>> begin

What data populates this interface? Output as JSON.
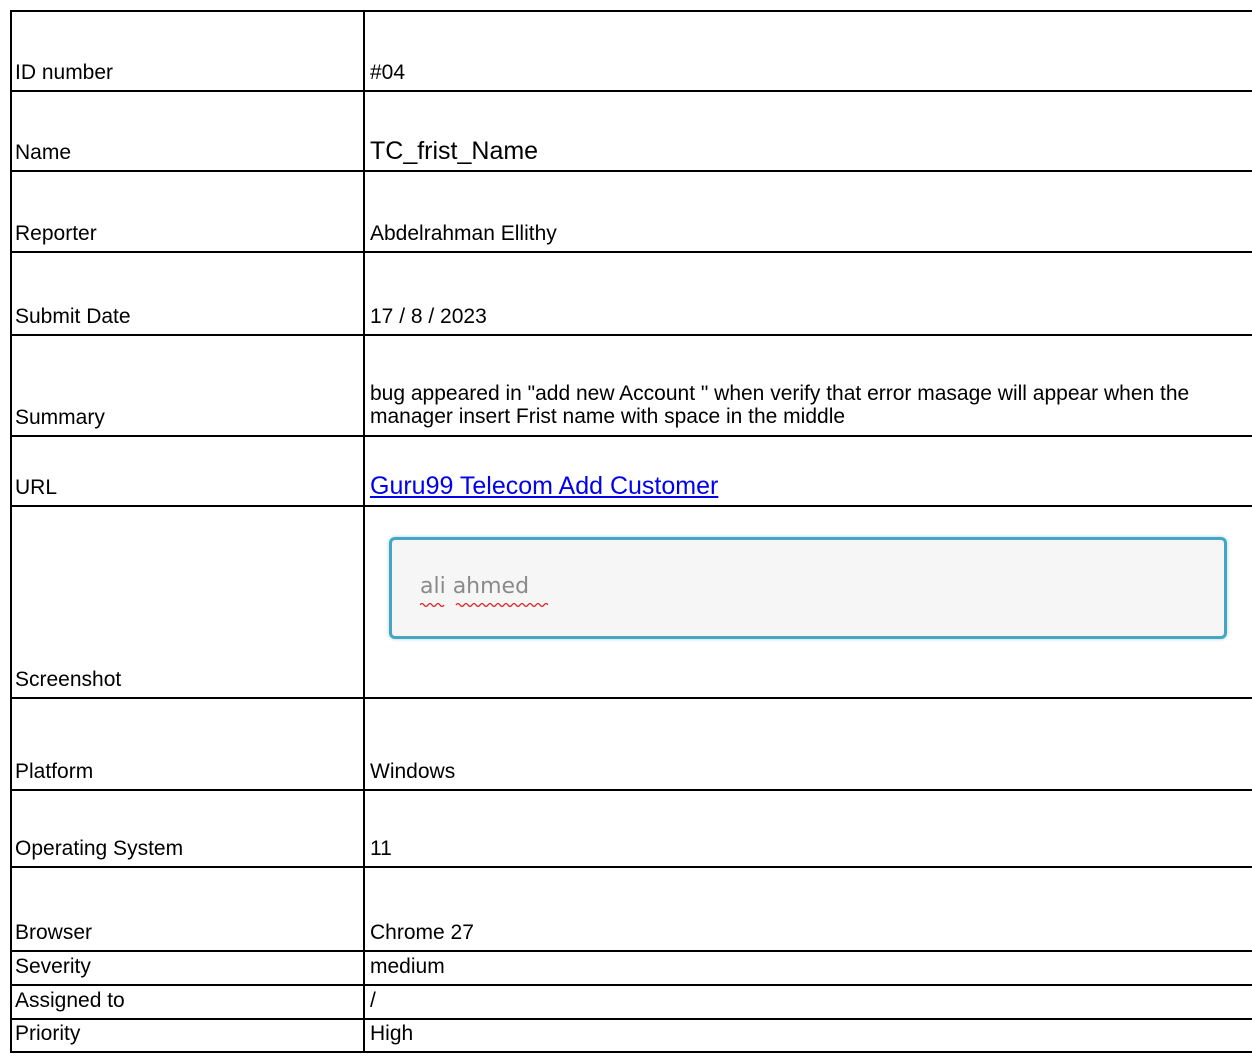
{
  "report": {
    "rows": [
      {
        "label": "ID number",
        "value": "#04"
      },
      {
        "label": "Name",
        "value": "TC_frist_Name"
      },
      {
        "label": "Reporter",
        "value": "Abdelrahman Ellithy"
      },
      {
        "label": "Submit Date",
        "value": "17 / 8 / 2023"
      },
      {
        "label": "Summary",
        "value": "bug appeared in \"add new Account \" when verify that error masage will appear when the manager insert Frist name with space in the middle"
      },
      {
        "label": "URL",
        "value": "Guru99 Telecom Add Customer"
      },
      {
        "label": "Screenshot",
        "value": "ali ahmed"
      },
      {
        "label": "Platform",
        "value": "Windows"
      },
      {
        "label": "Operating System",
        "value": "11"
      },
      {
        "label": "Browser",
        "value": "Chrome 27"
      },
      {
        "label": "Severity",
        "value": "medium"
      },
      {
        "label": "Assigned to",
        "value": "/"
      },
      {
        "label": "Priority",
        "value": "High"
      }
    ]
  },
  "colors": {
    "link": "#0000ee",
    "screenshot_border": "#45a6c4",
    "screenshot_bg": "#f6f6f6",
    "spellcheck_underline": "#e02020"
  }
}
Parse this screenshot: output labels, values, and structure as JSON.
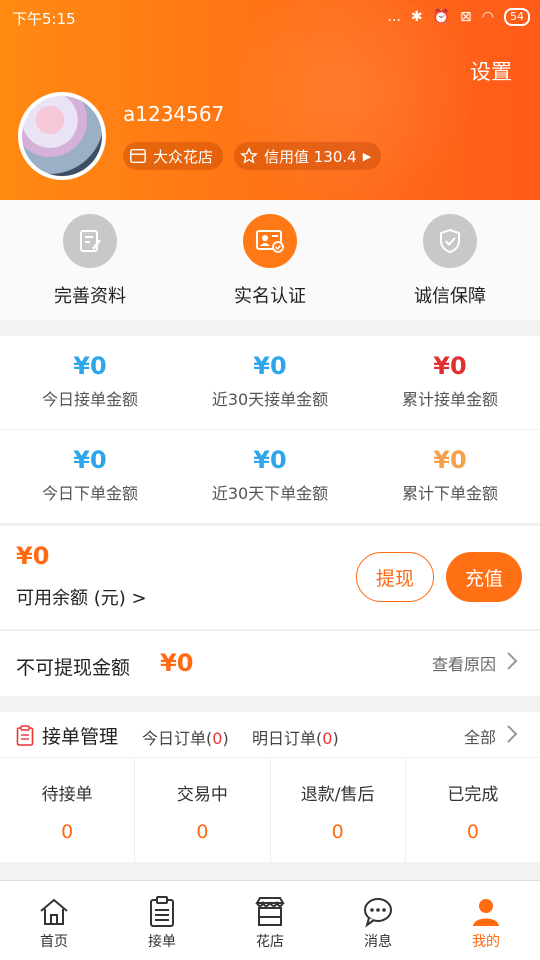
{
  "status_bar": {
    "time": "下午5:15",
    "signal": "...",
    "battery": "54"
  },
  "header": {
    "settings_label": "设置",
    "username": "a1234567",
    "shop_label": "大众花店",
    "credit_label": "信用值 130.4"
  },
  "shortcuts": [
    {
      "label": "完善资料",
      "icon": "edit-profile-icon",
      "active": false
    },
    {
      "label": "实名认证",
      "icon": "id-card-icon",
      "active": true
    },
    {
      "label": "诚信保障",
      "icon": "shield-icon",
      "active": false
    }
  ],
  "stats": {
    "rows": [
      [
        {
          "value": "¥0",
          "label": "今日接单金额",
          "color": "#2fa6ea"
        },
        {
          "value": "¥0",
          "label": "近30天接单金额",
          "color": "#2fa6ea"
        },
        {
          "value": "¥0",
          "label": "累计接单金额",
          "color": "#e03131"
        }
      ],
      [
        {
          "value": "¥0",
          "label": "今日下单金额",
          "color": "#2fa6ea"
        },
        {
          "value": "¥0",
          "label": "近30天下单金额",
          "color": "#2fa6ea"
        },
        {
          "value": "¥0",
          "label": "累计下单金额",
          "color": "#f5a04a"
        }
      ]
    ]
  },
  "balance": {
    "amount": "¥0",
    "available_label": "可用余额 (元) >",
    "withdraw_label": "提现",
    "recharge_label": "充值"
  },
  "non_withdrawable": {
    "label": "不可提现金额",
    "amount": "¥0",
    "reason_label": "查看原因"
  },
  "orders": {
    "title": "接单管理",
    "today_label": "今日订单(",
    "today_count": "0",
    "tomorrow_label": "明日订单(",
    "tomorrow_count": "0",
    "close_paren": ")",
    "all_label": "全部",
    "cells": [
      {
        "label": "待接单",
        "value": "0"
      },
      {
        "label": "交易中",
        "value": "0"
      },
      {
        "label": "退款/售后",
        "value": "0"
      },
      {
        "label": "已完成",
        "value": "0"
      }
    ]
  },
  "bottom_nav": [
    {
      "label": "首页",
      "icon": "home-icon",
      "active": false
    },
    {
      "label": "接单",
      "icon": "clipboard-icon",
      "active": false
    },
    {
      "label": "花店",
      "icon": "store-icon",
      "active": false
    },
    {
      "label": "消息",
      "icon": "chat-icon",
      "active": false
    },
    {
      "label": "我的",
      "icon": "person-icon",
      "active": true
    }
  ],
  "colors": {
    "accent": "#ff6a12",
    "blue": "#2fa6ea",
    "red": "#e03131"
  }
}
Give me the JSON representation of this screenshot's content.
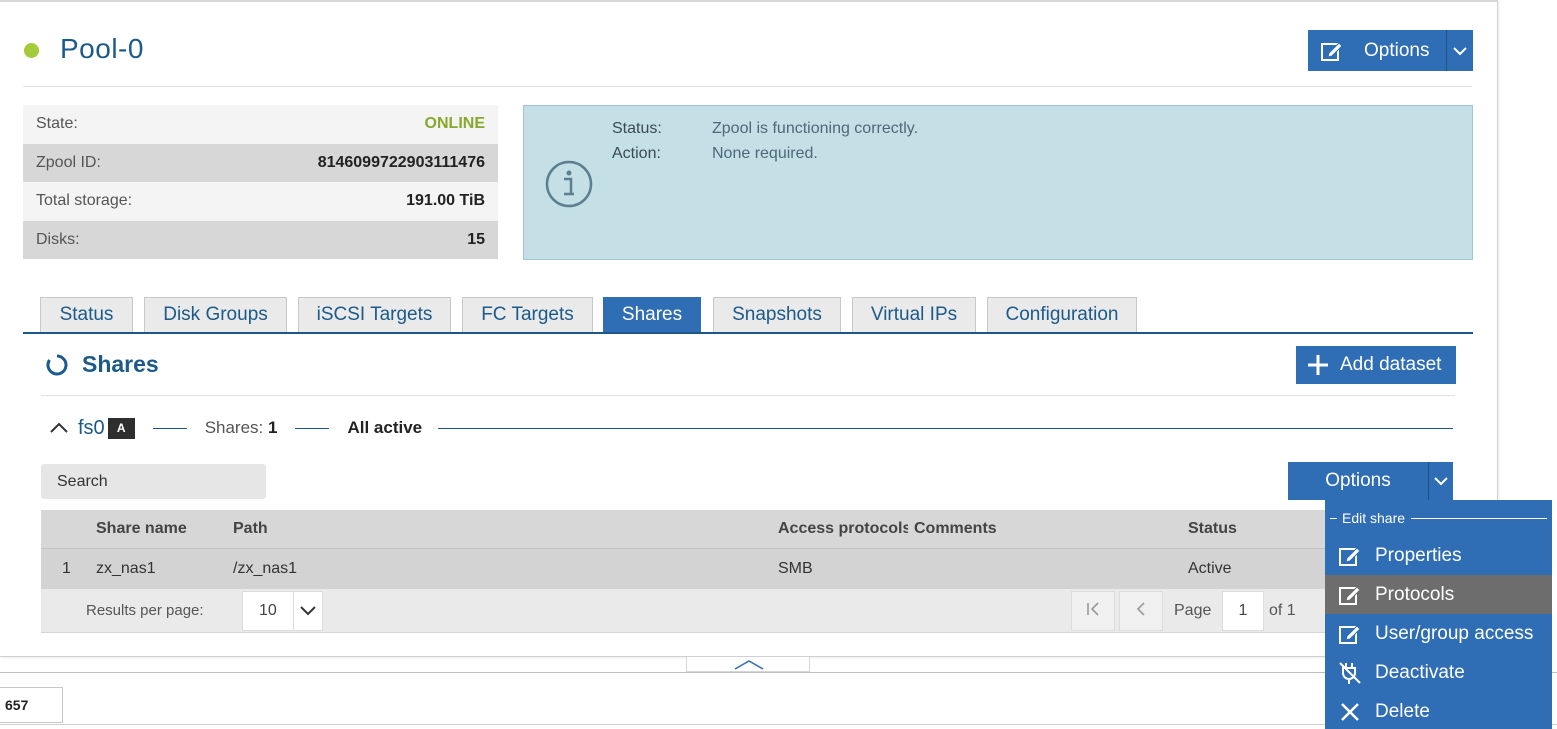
{
  "pool": {
    "name": "Pool-0",
    "options_label": "Options",
    "props": [
      {
        "key": "State:",
        "value": "ONLINE"
      },
      {
        "key": "Zpool ID:",
        "value": "8146099722903111476"
      },
      {
        "key": "Total storage:",
        "value": "191.00 TiB"
      },
      {
        "key": "Disks:",
        "value": "15"
      }
    ],
    "status": {
      "status_key": "Status:",
      "status_value": "Zpool is functioning correctly.",
      "action_key": "Action:",
      "action_value": "None required."
    }
  },
  "tabs": [
    "Status",
    "Disk Groups",
    "iSCSI Targets",
    "FC Targets",
    "Shares",
    "Snapshots",
    "Virtual IPs",
    "Configuration"
  ],
  "active_tab": "Shares",
  "shares": {
    "title": "Shares",
    "add_label": "Add dataset",
    "dataset": {
      "name": "fs0",
      "badge": "A",
      "shares_label": "Shares:",
      "shares_count": "1",
      "state": "All active"
    },
    "search_placeholder": "Search",
    "options_label": "Options",
    "columns": [
      "Share name",
      "Path",
      "Access protocols",
      "Comments",
      "Status"
    ],
    "rows": [
      {
        "index": "1",
        "name": "zx_nas1",
        "path": "/zx_nas1",
        "protocols": "SMB",
        "comments": "",
        "status": "Active"
      }
    ],
    "footer": {
      "results_label": "Results per page:",
      "results_value": "10",
      "page_label": "Page",
      "page_value": "1",
      "of_label": "of 1"
    }
  },
  "menu": {
    "header": "Edit share",
    "items": [
      {
        "label": "Properties",
        "icon": "edit-icon"
      },
      {
        "label": "Protocols",
        "icon": "edit-icon"
      },
      {
        "label": "User/group access",
        "icon": "edit-icon"
      },
      {
        "label": "Deactivate",
        "icon": "unplug-icon"
      },
      {
        "label": "Delete",
        "icon": "close-icon"
      }
    ],
    "hovered": "Protocols"
  },
  "bottom_tab": "657",
  "colors": {
    "accent": "#2f6db5",
    "online": "#86a92c",
    "status_bg": "#c5dfe6",
    "menu_hover": "#6d6d6d"
  }
}
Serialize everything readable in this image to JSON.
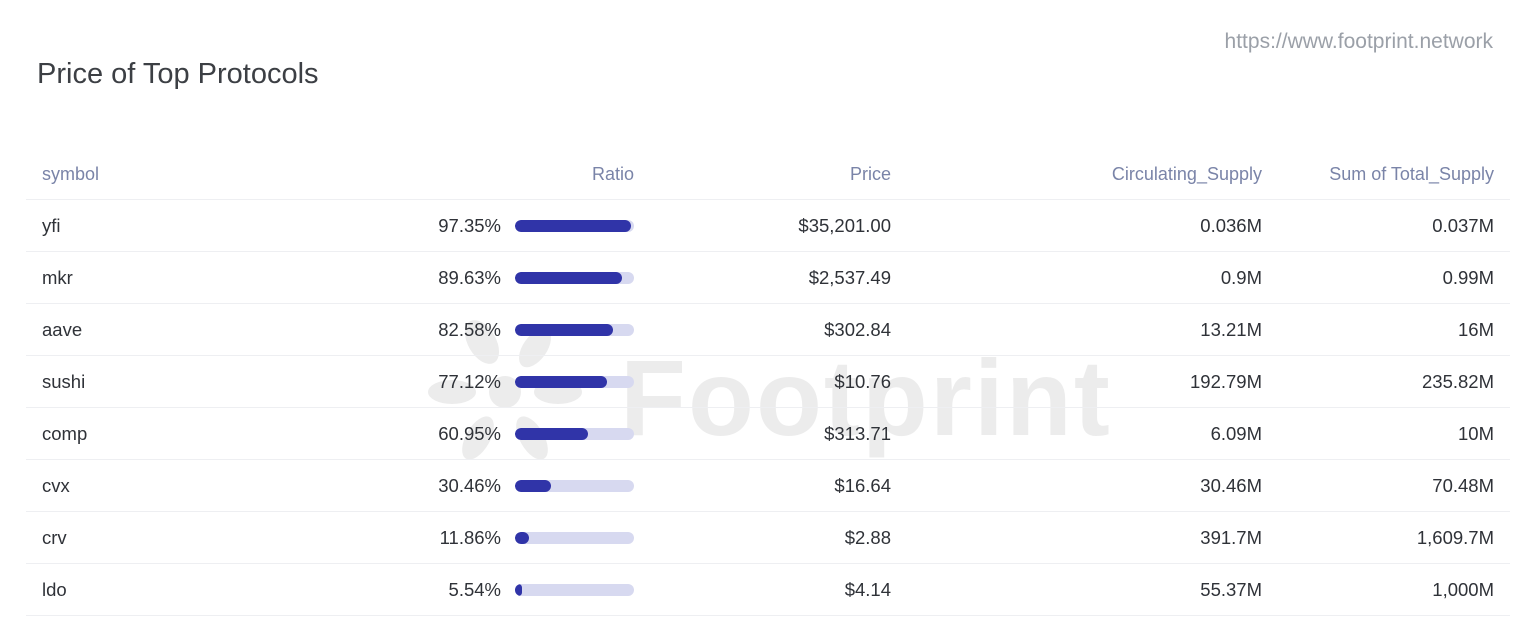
{
  "header": {
    "title": "Price of Top Protocols",
    "source_url": "https://www.footprint.network",
    "watermark": "Footprint"
  },
  "colors": {
    "bar_fill": "#3034a8",
    "bar_track": "#d7d9f0",
    "header_text": "#7a84a8",
    "cell_text": "#2f3238"
  },
  "table": {
    "columns": [
      "symbol",
      "Ratio",
      "Price",
      "Circulating_Supply",
      "Sum of Total_Supply"
    ],
    "rows": [
      {
        "symbol": "yfi",
        "ratio": "97.35%",
        "ratio_value": 0.9735,
        "price": "$35,201.00",
        "circulating_supply": "0.036M",
        "total_supply": "0.037M"
      },
      {
        "symbol": "mkr",
        "ratio": "89.63%",
        "ratio_value": 0.8963,
        "price": "$2,537.49",
        "circulating_supply": "0.9M",
        "total_supply": "0.99M"
      },
      {
        "symbol": "aave",
        "ratio": "82.58%",
        "ratio_value": 0.8258,
        "price": "$302.84",
        "circulating_supply": "13.21M",
        "total_supply": "16M"
      },
      {
        "symbol": "sushi",
        "ratio": "77.12%",
        "ratio_value": 0.7712,
        "price": "$10.76",
        "circulating_supply": "192.79M",
        "total_supply": "235.82M"
      },
      {
        "symbol": "comp",
        "ratio": "60.95%",
        "ratio_value": 0.6095,
        "price": "$313.71",
        "circulating_supply": "6.09M",
        "total_supply": "10M"
      },
      {
        "symbol": "cvx",
        "ratio": "30.46%",
        "ratio_value": 0.3046,
        "price": "$16.64",
        "circulating_supply": "30.46M",
        "total_supply": "70.48M"
      },
      {
        "symbol": "crv",
        "ratio": "11.86%",
        "ratio_value": 0.1186,
        "price": "$2.88",
        "circulating_supply": "391.7M",
        "total_supply": "1,609.7M"
      },
      {
        "symbol": "ldo",
        "ratio": "5.54%",
        "ratio_value": 0.0554,
        "price": "$4.14",
        "circulating_supply": "55.37M",
        "total_supply": "1,000M"
      }
    ]
  },
  "chart_data": {
    "type": "table",
    "columns": [
      "symbol",
      "Ratio",
      "Price",
      "Circulating_Supply",
      "Sum of Total_Supply"
    ],
    "rows": [
      [
        "yfi",
        "97.35%",
        "$35,201.00",
        "0.036M",
        "0.037M"
      ],
      [
        "mkr",
        "89.63%",
        "$2,537.49",
        "0.9M",
        "0.99M"
      ],
      [
        "aave",
        "82.58%",
        "$302.84",
        "13.21M",
        "16M"
      ],
      [
        "sushi",
        "77.12%",
        "$10.76",
        "192.79M",
        "235.82M"
      ],
      [
        "comp",
        "60.95%",
        "$313.71",
        "6.09M",
        "10M"
      ],
      [
        "cvx",
        "30.46%",
        "$16.64",
        "30.46M",
        "70.48M"
      ],
      [
        "crv",
        "11.86%",
        "$2.88",
        "391.7M",
        "1,609.7M"
      ],
      [
        "ldo",
        "5.54%",
        "$4.14",
        "55.37M",
        "1,000M"
      ]
    ],
    "title": "Price of Top Protocols"
  }
}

>> end

From the records above, pick out and copy each line holding the word "Zpool".

        "key": "Zpool ID:",
      "status_value": "Zpool is functioning correctly.",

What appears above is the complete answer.